▶ _Problem description_:
Write out the material exactly, leaving every picture behind.

▶ _Records provided_:
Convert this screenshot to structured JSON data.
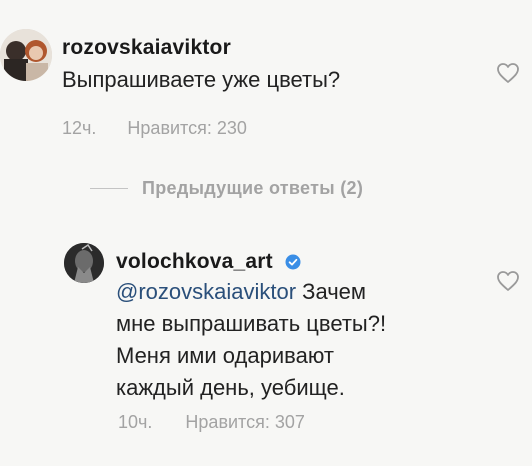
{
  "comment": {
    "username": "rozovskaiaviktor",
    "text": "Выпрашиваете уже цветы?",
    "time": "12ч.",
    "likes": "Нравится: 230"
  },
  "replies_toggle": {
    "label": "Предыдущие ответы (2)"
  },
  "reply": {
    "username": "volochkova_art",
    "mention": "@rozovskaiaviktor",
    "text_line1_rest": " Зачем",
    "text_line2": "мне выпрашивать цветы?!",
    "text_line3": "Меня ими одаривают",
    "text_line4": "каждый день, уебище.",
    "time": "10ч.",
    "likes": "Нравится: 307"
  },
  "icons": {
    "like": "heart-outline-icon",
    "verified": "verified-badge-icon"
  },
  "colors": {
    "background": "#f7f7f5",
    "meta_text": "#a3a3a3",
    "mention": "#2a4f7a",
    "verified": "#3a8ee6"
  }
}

▶ _Complete output_:
Convert this screenshot to structured JSON data.
{
  "comment": {
    "username": "rozovskaiaviktor",
    "text": "Выпрашиваете уже цветы?",
    "time": "12ч.",
    "likes": "Нравится: 230"
  },
  "replies_toggle": {
    "label": "Предыдущие ответы (2)"
  },
  "reply": {
    "username": "volochkova_art",
    "mention": "@rozovskaiaviktor",
    "text_line1_rest": " Зачем",
    "text_line2": "мне выпрашивать цветы?!",
    "text_line3": "Меня ими одаривают",
    "text_line4": "каждый день, уебище.",
    "time": "10ч.",
    "likes": "Нравится: 307"
  },
  "icons": {
    "like": "heart-outline-icon",
    "verified": "verified-badge-icon"
  },
  "colors": {
    "background": "#f7f7f5",
    "meta_text": "#a3a3a3",
    "mention": "#2a4f7a",
    "verified": "#3a8ee6"
  }
}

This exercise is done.